(Task requirements):
The records below are to be quoted in full; please keep every word exact.
··· Data to process ···
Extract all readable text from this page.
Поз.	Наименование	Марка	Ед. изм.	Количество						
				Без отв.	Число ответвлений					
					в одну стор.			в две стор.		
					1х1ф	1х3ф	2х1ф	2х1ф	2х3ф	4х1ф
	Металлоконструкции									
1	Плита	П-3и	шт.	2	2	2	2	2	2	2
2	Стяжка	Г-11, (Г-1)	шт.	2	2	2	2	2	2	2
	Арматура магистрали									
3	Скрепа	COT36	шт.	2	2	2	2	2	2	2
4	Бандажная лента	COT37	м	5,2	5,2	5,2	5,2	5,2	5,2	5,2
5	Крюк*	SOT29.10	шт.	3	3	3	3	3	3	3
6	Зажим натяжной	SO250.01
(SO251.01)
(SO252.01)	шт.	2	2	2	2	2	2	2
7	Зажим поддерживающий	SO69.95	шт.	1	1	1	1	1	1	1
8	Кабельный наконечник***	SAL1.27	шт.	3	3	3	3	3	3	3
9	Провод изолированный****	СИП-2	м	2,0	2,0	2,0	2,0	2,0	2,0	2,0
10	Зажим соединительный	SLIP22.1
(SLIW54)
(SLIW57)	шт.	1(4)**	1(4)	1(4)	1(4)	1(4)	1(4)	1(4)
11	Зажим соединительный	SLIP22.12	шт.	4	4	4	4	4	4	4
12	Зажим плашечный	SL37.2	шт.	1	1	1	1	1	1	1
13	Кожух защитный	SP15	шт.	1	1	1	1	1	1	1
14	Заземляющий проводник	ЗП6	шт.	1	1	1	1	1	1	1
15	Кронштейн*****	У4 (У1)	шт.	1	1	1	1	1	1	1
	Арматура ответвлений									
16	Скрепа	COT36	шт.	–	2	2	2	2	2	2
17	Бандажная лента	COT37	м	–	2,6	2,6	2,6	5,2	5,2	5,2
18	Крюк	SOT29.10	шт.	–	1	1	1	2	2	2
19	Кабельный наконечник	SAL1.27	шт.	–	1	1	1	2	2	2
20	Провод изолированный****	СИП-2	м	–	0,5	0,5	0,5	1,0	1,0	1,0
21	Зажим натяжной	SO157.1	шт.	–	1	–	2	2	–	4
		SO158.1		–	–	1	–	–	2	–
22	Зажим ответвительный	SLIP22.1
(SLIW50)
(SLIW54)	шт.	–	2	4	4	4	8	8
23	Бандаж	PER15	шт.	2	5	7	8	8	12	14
···
(Response for this exercise):
Extract all readable text from this page.
Поз.	Наименование	Марка	Ед. изм.	Количество						
				Без отв.	Число ответвлений					
					в одну стор.			в две стор.		
					1х1ф	1х3ф	2х1ф	2х1ф	2х3ф	4х1ф
	Металлоконструкции									
1	Плита	П-3и	шт.	2	2	2	2	2	2	2
2	Стяжка	Г-11, (Г-1)	шт.	2	2	2	2	2	2	2
	Арматура магистрали									
3	Скрепа	COT36	шт.	2	2	2	2	2	2	2
4	Бандажная лента	COT37	м	5,2	5,2	5,2	5,2	5,2	5,2	5,2
5	Крюк*	SOT29.10	шт.	3	3	3	3	3	3	3
6	Зажим натяжной	SO250.01
(SO251.01)
(SO252.01)	шт.	2	2	2	2	2	2	2
7	Зажим поддерживающий	SO69.95	шт.	1	1	1	1	1	1	1
8	Кабельный наконечник***	SAL1.27	шт.	3	3	3	3	3	3	3
9	Провод изолированный****	СИП-2	м	2,0	2,0	2,0	2,0	2,0	2,0	2,0
10	Зажим соединительный	SLIP22.1
(SLIW54)
(SLIW57)	шт.	1(4)**	1(4)	1(4)	1(4)	1(4)	1(4)	1(4)
11	Зажим соединительный	SLIP22.12	шт.	4	4	4	4	4	4	4
12	Зажим плашечный	SL37.2	шт.	1	1	1	1	1	1	1
13	Кожух защитный	SP15	шт.	1	1	1	1	1	1	1
14	Заземляющий проводник	ЗП6	шт.	1	1	1	1	1	1	1
15	Кронштейн*****	У4 (У1)	шт.	1	1	1	1	1	1	1
	Арматура ответвлений									
16	Скрепа	COT36	шт.	–	2	2	2	2	2	2
17	Бандажная лента	COT37	м	–	2,6	2,6	2,6	5,2	5,2	5,2
18	Крюк	SOT29.10	шт.	–	1	1	1	2	2	2
19	Кабельный наконечник	SAL1.27	шт.	–	1	1	1	2	2	2
20	Провод изолированный****	СИП-2	м	–	0,5	0,5	0,5	1,0	1,0	1,0
21	Зажим натяжной	SO157.1	шт.	–	1	–	2	2	–	4
		SO158.1		–	–	1	–	–	2	–
22	Зажим ответвительный	SLIP22.1
(SLIW50)
(SLIW54)	шт.	–	2	4	4	4	8	8
23	Бандаж	PER15	шт.	2	5	7	8	8	12	14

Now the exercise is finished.